/---

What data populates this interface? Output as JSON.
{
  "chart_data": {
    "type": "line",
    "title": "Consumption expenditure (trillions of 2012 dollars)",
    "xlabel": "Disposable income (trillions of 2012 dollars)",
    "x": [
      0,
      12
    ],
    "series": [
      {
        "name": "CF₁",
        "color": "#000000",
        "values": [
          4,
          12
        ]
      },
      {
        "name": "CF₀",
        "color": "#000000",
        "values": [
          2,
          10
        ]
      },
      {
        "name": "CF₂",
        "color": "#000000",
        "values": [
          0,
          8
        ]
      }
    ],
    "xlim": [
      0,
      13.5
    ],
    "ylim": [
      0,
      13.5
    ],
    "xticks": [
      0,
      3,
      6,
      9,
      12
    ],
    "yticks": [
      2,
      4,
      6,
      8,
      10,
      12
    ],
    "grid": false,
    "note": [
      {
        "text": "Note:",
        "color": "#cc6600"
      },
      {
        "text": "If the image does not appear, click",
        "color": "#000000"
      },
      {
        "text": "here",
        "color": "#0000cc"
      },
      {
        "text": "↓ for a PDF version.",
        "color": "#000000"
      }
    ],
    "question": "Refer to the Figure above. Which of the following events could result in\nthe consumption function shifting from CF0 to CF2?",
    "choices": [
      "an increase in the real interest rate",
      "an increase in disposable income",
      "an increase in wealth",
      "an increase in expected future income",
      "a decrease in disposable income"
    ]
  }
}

\---

- [Given exercise] Please restate the data word for word, every record included.

- [Output for this exercise]
What data populates this interface? Output as JSON.
{
  "chart_data": {
    "type": "line",
    "title": "Consumption expenditure (trillions of 2012 dollars)",
    "xlabel": "Disposable income (trillions of 2012 dollars)",
    "x": [
      0,
      12
    ],
    "series": [
      {
        "name": "CF₁",
        "color": "#000000",
        "values": [
          4,
          12
        ]
      },
      {
        "name": "CF₀",
        "color": "#000000",
        "values": [
          2,
          10
        ]
      },
      {
        "name": "CF₂",
        "color": "#000000",
        "values": [
          0,
          8
        ]
      }
    ],
    "xlim": [
      0,
      13.5
    ],
    "ylim": [
      0,
      13.5
    ],
    "xticks": [
      0,
      3,
      6,
      9,
      12
    ],
    "yticks": [
      2,
      4,
      6,
      8,
      10,
      12
    ],
    "grid": false,
    "note": [
      {
        "text": "Note:",
        "color": "#cc6600"
      },
      {
        "text": "If the image does not appear, click",
        "color": "#000000"
      },
      {
        "text": "here",
        "color": "#0000cc"
      },
      {
        "text": "↓ for a PDF version.",
        "color": "#000000"
      }
    ],
    "question": "Refer to the Figure above. Which of the following events could result in\nthe consumption function shifting from CF0 to CF2?",
    "choices": [
      "an increase in the real interest rate",
      "an increase in disposable income",
      "an increase in wealth",
      "an increase in expected future income",
      "a decrease in disposable income"
    ]
  }
}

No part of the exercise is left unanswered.